INSTRUCTIONS FOR THE TASK: Set down every entry word for word. Omit the pictures.

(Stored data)
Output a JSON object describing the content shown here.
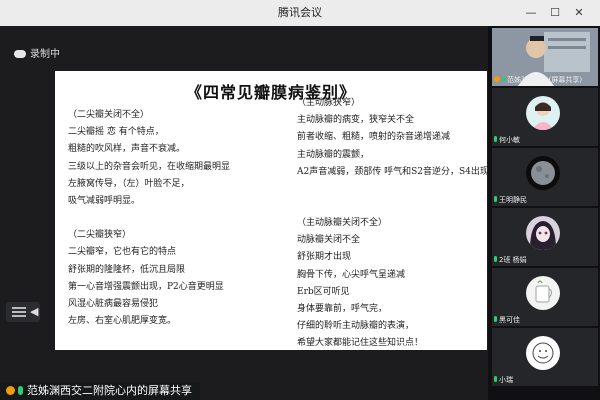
{
  "window": {
    "title": "腾讯会议",
    "min_icon": "minimize-icon",
    "max_icon": "maximize-icon",
    "close_icon": "close-icon"
  },
  "recording": {
    "label": "录制中",
    "icon": "cloud-icon"
  },
  "slide": {
    "title": "《四常见瓣膜病鉴别》",
    "left_column": [
      "（二尖瓣关闭不全）",
      "二尖瓣摇 恋 有个特点，",
      "粗糙的吹风样，声音不衰减。",
      "三级以上的杂音会听见，在收缩期最明显",
      "左腋窝传导，（左）叶脸不足，",
      "吸气减弱呼明显。",
      "",
      "（二尖瓣狭窄）",
      "二尖瓣窄，它也有它的特点",
      "舒张期的隆隆杯，低沉且局限",
      "第一心音增强震颤出现，P2心音更明显",
      "风湿心脏病最容易侵犯",
      "左房、右室心肌肥厚变宽。"
    ],
    "right_column": [
      "（主动脉狭窄）",
      "主动脉瓣的病变，狭窄关不全",
      "前者收缩、粗糙，喷射的杂音递增递减",
      "主动脉瓣的震颤，",
      "A2声音减弱，颈部传 呼气和S2音逆分，S4出现",
      "",
      "",
      "（主动脉瓣关闭不全）",
      "动脉瓣关闭不全",
      "舒张期才出现",
      "胸骨下传，心尖呼气呈递减",
      "Erb区可听见",
      "身体要靠前，呼气完，",
      "仔细的聆听主动脉瓣的表演，",
      "希望大家都能记住这些知识点！"
    ]
  },
  "sharer": {
    "label": "范姊渊西交二附院心内的屏幕共享"
  },
  "participants": [
    {
      "name": "范姊渊西交...(屏幕共享)",
      "avatar": "host-video"
    },
    {
      "name": "何小敏",
      "avatar": "photo-avatar"
    },
    {
      "name": "王明静民",
      "avatar": "planet-avatar"
    },
    {
      "name": "2班 杨娟",
      "avatar": "character-avatar"
    },
    {
      "name": "黑可佳",
      "avatar": "mug-avatar"
    },
    {
      "name": "小瑞",
      "avatar": "sketch-avatar"
    }
  ]
}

ANSWER TO THE TASK:
Output a JSON object describing the content shown here.
{
  "window": {
    "title": "腾讯会议",
    "min_icon": "minimize-icon",
    "max_icon": "maximize-icon",
    "close_icon": "close-icon"
  },
  "recording": {
    "label": "录制中",
    "icon": "cloud-icon"
  },
  "slide": {
    "title": "《四常见瓣膜病鉴别》",
    "left_column": [
      "（二尖瓣关闭不全）",
      "二尖瓣摇 恋 有个特点，",
      "粗糙的吹风样，声音不衰减。",
      "三级以上的杂音会听见，在收缩期最明显",
      "左腋窝传导，（左）叶脸不足，",
      "吸气减弱呼明显。",
      "",
      "（二尖瓣狭窄）",
      "二尖瓣窄，它也有它的特点",
      "舒张期的隆隆杯，低沉且局限",
      "第一心音增强震颤出现，P2心音更明显",
      "风湿心脏病最容易侵犯",
      "左房、右室心肌肥厚变宽。"
    ],
    "right_column": [
      "（主动脉狭窄）",
      "主动脉瓣的病变，狭窄关不全",
      "前者收缩、粗糙，喷射的杂音递增递减",
      "主动脉瓣的震颤，",
      "A2声音减弱，颈部传 呼气和S2音逆分，S4出现",
      "",
      "",
      "（主动脉瓣关闭不全）",
      "动脉瓣关闭不全",
      "舒张期才出现",
      "胸骨下传，心尖呼气呈递减",
      "Erb区可听见",
      "身体要靠前，呼气完，",
      "仔细的聆听主动脉瓣的表演，",
      "希望大家都能记住这些知识点！"
    ]
  },
  "sharer": {
    "label": "范姊渊西交二附院心内的屏幕共享"
  },
  "participants": [
    {
      "name": "范姊渊西交...(屏幕共享)",
      "avatar": "host-video"
    },
    {
      "name": "何小敏",
      "avatar": "photo-avatar"
    },
    {
      "name": "王明静民",
      "avatar": "planet-avatar"
    },
    {
      "name": "2班 杨娟",
      "avatar": "character-avatar"
    },
    {
      "name": "黑可佳",
      "avatar": "mug-avatar"
    },
    {
      "name": "小瑞",
      "avatar": "sketch-avatar"
    }
  ]
}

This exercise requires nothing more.